#### Prompt:
Report the number of lines that hold the string "color". Leave out any other text.

****************

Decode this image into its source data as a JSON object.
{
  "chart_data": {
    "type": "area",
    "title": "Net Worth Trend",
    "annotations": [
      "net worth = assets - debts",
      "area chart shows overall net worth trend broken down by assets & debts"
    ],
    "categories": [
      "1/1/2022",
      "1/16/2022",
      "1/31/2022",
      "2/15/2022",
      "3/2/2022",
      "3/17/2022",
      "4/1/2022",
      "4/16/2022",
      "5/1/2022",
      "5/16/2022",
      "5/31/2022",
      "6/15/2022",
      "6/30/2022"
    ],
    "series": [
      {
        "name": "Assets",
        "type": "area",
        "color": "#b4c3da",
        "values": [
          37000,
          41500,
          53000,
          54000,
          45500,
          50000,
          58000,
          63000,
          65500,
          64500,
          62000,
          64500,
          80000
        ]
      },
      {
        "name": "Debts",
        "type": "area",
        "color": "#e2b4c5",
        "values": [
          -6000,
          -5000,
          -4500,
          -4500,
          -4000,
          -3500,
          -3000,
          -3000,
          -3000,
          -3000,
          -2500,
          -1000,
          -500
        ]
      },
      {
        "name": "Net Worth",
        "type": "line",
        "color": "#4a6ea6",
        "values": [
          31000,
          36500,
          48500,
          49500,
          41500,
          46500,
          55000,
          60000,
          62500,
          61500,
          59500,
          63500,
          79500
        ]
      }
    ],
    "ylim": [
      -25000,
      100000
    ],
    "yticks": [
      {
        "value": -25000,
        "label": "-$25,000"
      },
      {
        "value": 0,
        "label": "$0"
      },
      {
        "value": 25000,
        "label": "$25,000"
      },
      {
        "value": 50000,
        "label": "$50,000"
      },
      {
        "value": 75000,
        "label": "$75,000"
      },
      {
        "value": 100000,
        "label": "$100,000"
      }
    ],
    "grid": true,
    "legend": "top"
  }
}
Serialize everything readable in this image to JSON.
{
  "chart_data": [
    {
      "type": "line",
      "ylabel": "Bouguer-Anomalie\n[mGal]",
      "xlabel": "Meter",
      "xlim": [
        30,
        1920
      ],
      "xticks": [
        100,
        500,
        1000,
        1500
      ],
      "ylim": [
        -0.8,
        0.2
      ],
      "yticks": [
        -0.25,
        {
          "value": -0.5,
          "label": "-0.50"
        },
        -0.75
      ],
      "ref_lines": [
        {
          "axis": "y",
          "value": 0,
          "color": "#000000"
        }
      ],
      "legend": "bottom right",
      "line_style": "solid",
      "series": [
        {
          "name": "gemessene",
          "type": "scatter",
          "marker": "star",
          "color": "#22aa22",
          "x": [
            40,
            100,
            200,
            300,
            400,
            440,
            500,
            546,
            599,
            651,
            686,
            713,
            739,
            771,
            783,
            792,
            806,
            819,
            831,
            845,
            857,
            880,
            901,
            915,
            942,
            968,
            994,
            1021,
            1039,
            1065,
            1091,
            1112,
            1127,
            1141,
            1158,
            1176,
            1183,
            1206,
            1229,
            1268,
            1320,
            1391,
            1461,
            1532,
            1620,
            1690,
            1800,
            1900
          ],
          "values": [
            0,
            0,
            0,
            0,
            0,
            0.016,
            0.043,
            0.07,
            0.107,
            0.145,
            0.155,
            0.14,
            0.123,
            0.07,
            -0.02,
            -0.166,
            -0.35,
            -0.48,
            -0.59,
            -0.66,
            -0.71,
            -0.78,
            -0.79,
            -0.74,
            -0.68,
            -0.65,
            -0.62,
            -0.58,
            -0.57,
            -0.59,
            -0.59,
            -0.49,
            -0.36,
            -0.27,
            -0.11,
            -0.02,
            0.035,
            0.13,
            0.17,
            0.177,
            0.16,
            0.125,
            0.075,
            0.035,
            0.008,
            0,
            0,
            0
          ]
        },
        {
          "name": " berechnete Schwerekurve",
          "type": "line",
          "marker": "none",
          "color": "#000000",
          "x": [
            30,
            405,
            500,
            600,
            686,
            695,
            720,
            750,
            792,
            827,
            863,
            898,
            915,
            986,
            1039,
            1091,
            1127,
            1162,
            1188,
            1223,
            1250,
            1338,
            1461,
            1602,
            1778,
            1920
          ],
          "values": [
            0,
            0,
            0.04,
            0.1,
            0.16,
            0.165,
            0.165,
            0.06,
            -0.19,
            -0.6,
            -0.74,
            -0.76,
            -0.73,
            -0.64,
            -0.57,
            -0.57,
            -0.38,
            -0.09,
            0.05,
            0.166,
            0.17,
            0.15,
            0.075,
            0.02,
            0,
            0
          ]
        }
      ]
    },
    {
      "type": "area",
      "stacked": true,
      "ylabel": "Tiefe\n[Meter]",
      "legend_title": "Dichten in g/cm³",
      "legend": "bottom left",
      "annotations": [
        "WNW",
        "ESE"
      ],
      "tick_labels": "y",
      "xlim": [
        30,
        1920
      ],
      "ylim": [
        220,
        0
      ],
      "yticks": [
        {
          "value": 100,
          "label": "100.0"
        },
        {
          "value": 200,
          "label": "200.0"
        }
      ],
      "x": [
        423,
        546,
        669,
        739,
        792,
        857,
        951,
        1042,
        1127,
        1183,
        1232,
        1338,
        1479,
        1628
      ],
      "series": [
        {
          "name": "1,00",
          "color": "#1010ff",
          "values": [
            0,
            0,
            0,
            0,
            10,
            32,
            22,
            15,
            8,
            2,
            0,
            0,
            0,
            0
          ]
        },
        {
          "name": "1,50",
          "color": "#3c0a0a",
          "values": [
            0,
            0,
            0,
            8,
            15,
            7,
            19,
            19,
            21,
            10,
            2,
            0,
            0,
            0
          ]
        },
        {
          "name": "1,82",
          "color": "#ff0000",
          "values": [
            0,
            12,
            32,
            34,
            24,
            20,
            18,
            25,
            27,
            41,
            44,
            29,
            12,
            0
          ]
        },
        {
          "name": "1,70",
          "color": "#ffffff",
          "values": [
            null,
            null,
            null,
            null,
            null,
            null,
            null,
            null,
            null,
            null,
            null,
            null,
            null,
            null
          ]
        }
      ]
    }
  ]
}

****************

#### The output:
10